Aim: Write out every line of the listing below verbatim, omitting the pictures.

Exercise input:
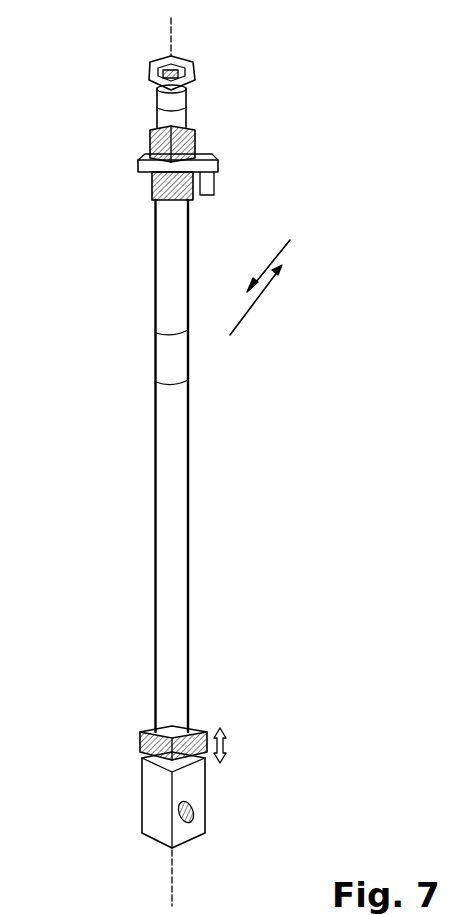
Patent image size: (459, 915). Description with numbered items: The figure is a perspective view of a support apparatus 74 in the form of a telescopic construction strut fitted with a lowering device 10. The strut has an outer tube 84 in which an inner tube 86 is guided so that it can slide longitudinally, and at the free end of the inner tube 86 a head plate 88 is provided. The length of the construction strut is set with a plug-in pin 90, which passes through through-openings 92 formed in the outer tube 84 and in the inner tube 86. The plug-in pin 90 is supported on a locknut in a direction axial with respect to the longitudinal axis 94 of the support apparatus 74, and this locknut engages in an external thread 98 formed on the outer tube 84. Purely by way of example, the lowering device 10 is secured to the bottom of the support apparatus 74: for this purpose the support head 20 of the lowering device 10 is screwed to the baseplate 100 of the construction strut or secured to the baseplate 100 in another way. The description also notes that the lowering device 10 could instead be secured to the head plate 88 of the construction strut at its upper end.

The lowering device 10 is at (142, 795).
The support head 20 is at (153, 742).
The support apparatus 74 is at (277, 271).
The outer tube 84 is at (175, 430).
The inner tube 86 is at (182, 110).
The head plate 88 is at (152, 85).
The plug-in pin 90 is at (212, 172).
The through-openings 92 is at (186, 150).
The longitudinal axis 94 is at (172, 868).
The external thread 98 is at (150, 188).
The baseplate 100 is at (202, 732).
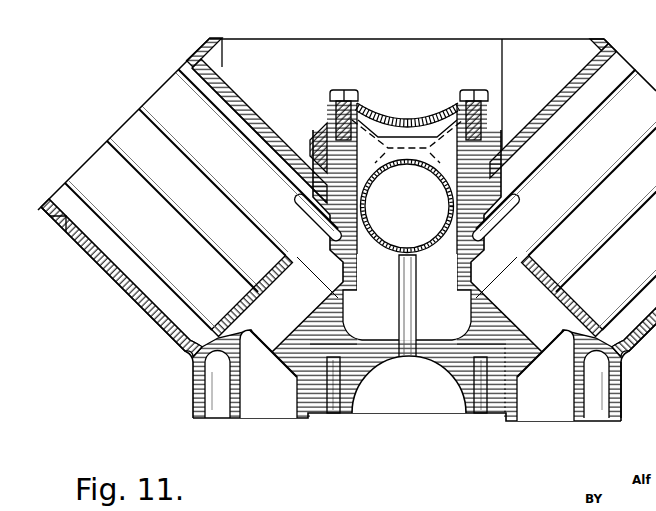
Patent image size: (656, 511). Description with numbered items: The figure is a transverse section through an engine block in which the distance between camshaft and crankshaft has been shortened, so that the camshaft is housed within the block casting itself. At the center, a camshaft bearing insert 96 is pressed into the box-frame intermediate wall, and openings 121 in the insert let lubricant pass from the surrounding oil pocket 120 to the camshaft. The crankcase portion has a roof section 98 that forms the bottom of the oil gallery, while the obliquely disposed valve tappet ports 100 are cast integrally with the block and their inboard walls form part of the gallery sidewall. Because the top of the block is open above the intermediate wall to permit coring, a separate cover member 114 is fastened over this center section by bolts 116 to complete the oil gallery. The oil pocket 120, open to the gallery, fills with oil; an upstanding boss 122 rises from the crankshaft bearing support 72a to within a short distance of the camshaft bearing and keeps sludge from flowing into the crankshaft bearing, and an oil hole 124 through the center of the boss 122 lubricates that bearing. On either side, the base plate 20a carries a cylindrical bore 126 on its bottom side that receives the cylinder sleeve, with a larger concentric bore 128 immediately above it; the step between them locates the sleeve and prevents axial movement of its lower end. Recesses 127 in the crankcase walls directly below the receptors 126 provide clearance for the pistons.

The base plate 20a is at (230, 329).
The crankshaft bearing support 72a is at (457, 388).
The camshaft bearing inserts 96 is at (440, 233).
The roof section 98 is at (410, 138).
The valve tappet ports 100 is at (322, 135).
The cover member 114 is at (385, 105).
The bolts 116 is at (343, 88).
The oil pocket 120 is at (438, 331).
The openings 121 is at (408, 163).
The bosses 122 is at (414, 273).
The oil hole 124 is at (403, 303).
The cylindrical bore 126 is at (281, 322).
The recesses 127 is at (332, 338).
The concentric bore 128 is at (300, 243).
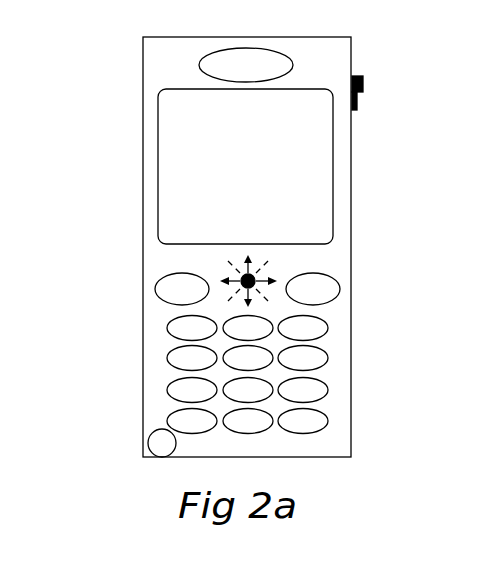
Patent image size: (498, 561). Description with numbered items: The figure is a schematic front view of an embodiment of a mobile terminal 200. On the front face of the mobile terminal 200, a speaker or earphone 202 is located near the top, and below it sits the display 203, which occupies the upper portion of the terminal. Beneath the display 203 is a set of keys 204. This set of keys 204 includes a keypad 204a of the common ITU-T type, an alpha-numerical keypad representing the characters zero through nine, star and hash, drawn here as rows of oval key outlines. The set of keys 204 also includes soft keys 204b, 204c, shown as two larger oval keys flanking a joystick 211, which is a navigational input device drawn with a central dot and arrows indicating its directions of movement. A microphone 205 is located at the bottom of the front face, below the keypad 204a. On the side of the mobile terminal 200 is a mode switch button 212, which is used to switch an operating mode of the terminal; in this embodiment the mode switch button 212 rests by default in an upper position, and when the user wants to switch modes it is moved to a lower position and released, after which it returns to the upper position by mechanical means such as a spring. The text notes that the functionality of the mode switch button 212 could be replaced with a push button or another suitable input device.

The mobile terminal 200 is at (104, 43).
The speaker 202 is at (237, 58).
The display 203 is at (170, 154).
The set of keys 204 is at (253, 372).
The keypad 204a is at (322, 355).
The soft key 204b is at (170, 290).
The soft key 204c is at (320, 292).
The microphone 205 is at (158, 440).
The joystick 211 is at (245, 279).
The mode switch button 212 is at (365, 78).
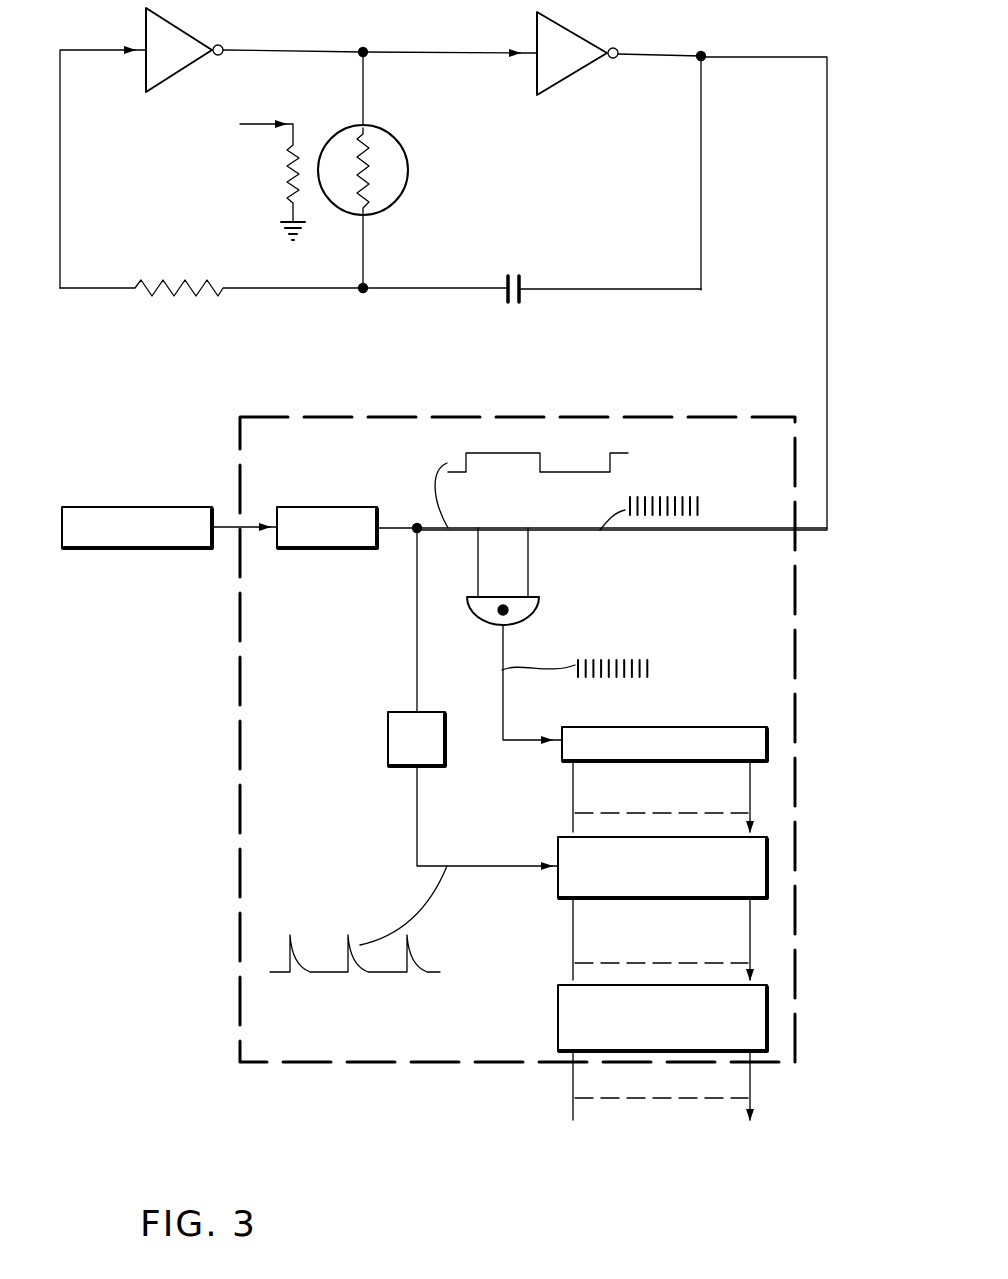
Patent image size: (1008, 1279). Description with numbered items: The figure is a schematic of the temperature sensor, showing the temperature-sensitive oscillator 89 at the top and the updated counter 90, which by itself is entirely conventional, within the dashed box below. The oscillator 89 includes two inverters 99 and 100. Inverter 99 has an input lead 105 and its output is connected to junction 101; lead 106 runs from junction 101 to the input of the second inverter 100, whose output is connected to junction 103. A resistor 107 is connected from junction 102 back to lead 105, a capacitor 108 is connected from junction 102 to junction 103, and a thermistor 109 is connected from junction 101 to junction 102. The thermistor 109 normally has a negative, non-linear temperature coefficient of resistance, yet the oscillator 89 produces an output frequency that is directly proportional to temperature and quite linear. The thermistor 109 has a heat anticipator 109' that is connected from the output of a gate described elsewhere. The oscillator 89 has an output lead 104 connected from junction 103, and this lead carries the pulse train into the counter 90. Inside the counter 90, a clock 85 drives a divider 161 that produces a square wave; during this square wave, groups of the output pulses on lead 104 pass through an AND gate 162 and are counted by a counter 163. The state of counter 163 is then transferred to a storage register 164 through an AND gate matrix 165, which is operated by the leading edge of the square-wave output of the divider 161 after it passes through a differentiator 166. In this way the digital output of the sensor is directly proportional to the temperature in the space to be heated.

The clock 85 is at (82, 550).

Final answer:
Patent image size: (459, 915). Description with numbered items: The figure is a perspective view of a support apparatus 74 in the form of a telescopic construction strut fitted with a lowering device 10. The strut has an outer tube 84 in which an inner tube 86 is guided so that it can slide longitudinally, and at the free end of the inner tube 86 a head plate 88 is provided. The length of the construction strut is set with a plug-in pin 90, which passes through through-openings 92 formed in the outer tube 84 and in the inner tube 86. The plug-in pin 90 is supported on a locknut in a direction axial with respect to the longitudinal axis 94 of the support apparatus 74, and this locknut engages in an external thread 98 formed on the outer tube 84. Purely by way of example, the lowering device 10 is secured to the bottom of the support apparatus 74: for this purpose the support head 20 of the lowering device 10 is screwed to the baseplate 100 of the construction strut or secured to the baseplate 100 in another way. The description also notes that the lowering device 10 could instead be secured to the head plate 88 of the construction strut at its upper end.

The lowering device 10 is at (142, 795).
The support head 20 is at (153, 742).
The support apparatus 74 is at (277, 271).
The outer tube 84 is at (175, 430).
The inner tube 86 is at (182, 110).
The head plate 88 is at (152, 85).
The plug-in pin 90 is at (212, 172).
The through-openings 92 is at (186, 150).
The longitudinal axis 94 is at (172, 868).
The external thread 98 is at (150, 188).
The baseplate 100 is at (202, 732).
Patent image size: (656, 511). Description with numbered items: The figure is a transverse section through an engine block in which the distance between camshaft and crankshaft has been shortened, so that the camshaft is housed within the block casting itself. At the center, a camshaft bearing insert 96 is pressed into the box-frame intermediate wall, and openings 121 in the insert let lubricant pass from the surrounding oil pocket 120 to the camshaft. The crankcase portion has a roof section 98 that forms the bottom of the oil gallery, while the obliquely disposed valve tappet ports 100 are cast integrally with the block and their inboard walls form part of the gallery sidewall. Because the top of the block is open above the intermediate wall to permit coring, a separate cover member 114 is fastened over this center section by bolts 116 to complete the oil gallery. The oil pocket 120, open to the gallery, fills with oil; an upstanding boss 122 rises from the crankshaft bearing support 72a to within a short distance of the camshaft bearing and keeps sludge from flowing into the crankshaft bearing, and an oil hole 124 through the center of the boss 122 lubricates that bearing. On either side, the base plate 20a carries a cylindrical bore 126 on its bottom side that receives the cylinder sleeve, with a larger concentric bore 128 immediately above it; the step between them locates the sleeve and prevents axial movement of its lower end. Recesses 127 in the crankcase walls directly below the receptors 126 provide clearance for the pistons.

The base plate 20a is at (230, 329).
The crankshaft bearing support 72a is at (457, 388).
The camshaft bearing inserts 96 is at (440, 233).
The roof section 98 is at (410, 138).
The valve tappet ports 100 is at (322, 135).
The cover member 114 is at (385, 105).
The bolts 116 is at (343, 88).
The oil pocket 120 is at (438, 331).
The openings 121 is at (408, 163).
The bosses 122 is at (414, 273).
The oil hole 124 is at (403, 303).
The cylindrical bore 126 is at (281, 322).
The recesses 127 is at (332, 338).
The concentric bore 128 is at (300, 243).
Patent image size: (498, 561). Description with numbered items: The figure is a schematic front view of an embodiment of a mobile terminal 200. On the front face of the mobile terminal 200, a speaker or earphone 202 is located near the top, and below it sits the display 203, which occupies the upper portion of the terminal. Beneath the display 203 is a set of keys 204. This set of keys 204 includes a keypad 204a of the common ITU-T type, an alpha-numerical keypad representing the characters zero through nine, star and hash, drawn here as rows of oval key outlines. The set of keys 204 also includes soft keys 204b, 204c, shown as two larger oval keys flanking a joystick 211, which is a navigational input device drawn with a central dot and arrows indicating its directions of movement. A microphone 205 is located at the bottom of the front face, below the keypad 204a. On the side of the mobile terminal 200 is a mode switch button 212, which is used to switch an operating mode of the terminal; in this embodiment the mode switch button 212 rests by default in an upper position, and when the user wants to switch modes it is moved to a lower position and released, after which it returns to the upper position by mechanical means such as a spring. The text notes that the functionality of the mode switch button 212 could be replaced with a push button or another suitable input device.

The mobile terminal 200 is at (104, 43).
The speaker 202 is at (237, 58).
The display 203 is at (170, 154).
The set of keys 204 is at (253, 372).
The keypad 204a is at (322, 355).
The soft key 204b is at (170, 290).
The soft key 204c is at (320, 292).
The microphone 205 is at (158, 440).
The joystick 211 is at (245, 279).
The mode switch button 212 is at (365, 78).
Patent image size: (1008, 1279). Description with numbered items: The figure is a schematic of the temperature sensor, showing the temperature-sensitive oscillator 89 at the top and the updated counter 90, which by itself is entirely conventional, within the dashed box below. The oscillator 89 includes two inverters 99 and 100. Inverter 99 has an input lead 105 and its output is connected to junction 101; lead 106 runs from junction 101 to the input of the second inverter 100, whose output is connected to junction 103. A resistor 107 is connected from junction 102 back to lead 105, a capacitor 108 is connected from junction 102 to junction 103, and a thermistor 109 is connected from junction 101 to junction 102. The thermistor 109 normally has a negative, non-linear temperature coefficient of resistance, yet the oscillator 89 produces an output frequency that is directly proportional to temperature and quite linear. The thermistor 109 has a heat anticipator 109' that is connected from the output of a gate described elsewhere. The oscillator 89 has an output lead 104 connected from junction 103, and this lead carries the pulse train into the counter 90. Inside the counter 90, a clock 85 drives a divider 161 that produces a square wave; during this square wave, groups of the output pulses on lead 104 pass through an AND gate 162 and are counted by a counter 163. The state of counter 163 is then transferred to a storage register 164 through an AND gate matrix 165, which is operated by the leading edge of the square-wave output of the divider 161 after it passes through a differentiator 166. In this way the digital output of the sensor is directly proportional to the temperature in the space to be heated.

The clock 85 is at (82, 550).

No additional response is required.